Copy each line below in which the word "Longitude" occurs.

Data entries for graphics

━━━━━━━━━━━━━━━━━━━━━━━━━━━━━━

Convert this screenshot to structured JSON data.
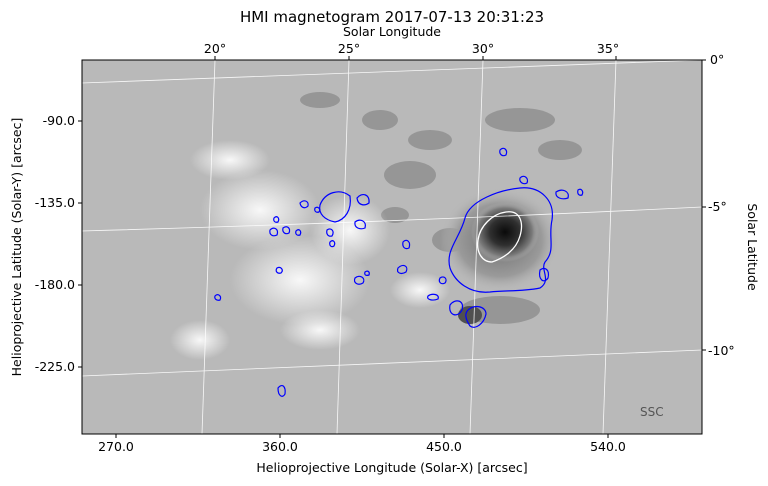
{
  "title": "HMI magnetogram 2017-07-13 20:31:23",
  "watermark": "SSC",
  "axes": {
    "bottom": {
      "label": "Helioprojective Longitude (Solar-X) [arcsec]",
      "ticks": [
        "270.0",
        "360.0",
        "450.0",
        "540.0"
      ]
    },
    "left": {
      "label": "Helioprojective Latitude (Solar-Y) [arcsec]",
      "ticks": [
        "-90.0",
        "-135.0",
        "-180.0",
        "-225.0"
      ]
    },
    "top": {
      "label": "Solar Longitude",
      "ticks": [
        "20°",
        "25°",
        "30°",
        "35°"
      ]
    },
    "right": {
      "label": "Solar Latitude",
      "ticks": [
        "0°",
        "-5°",
        "-10°"
      ]
    }
  },
  "colors": {
    "background_field": "#b9b9b9",
    "contour_positive": "#0000ff",
    "contour_negative": "#ffffff",
    "grid": "#ffffff"
  }
}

━━━━━━━━━━━━━━━━━━━━━━━━━━━━━━

**THE RESPONSE:**
      "label": "Helioprojective Longitude (Solar-X) [arcsec]",
      "label": "Solar Longitude",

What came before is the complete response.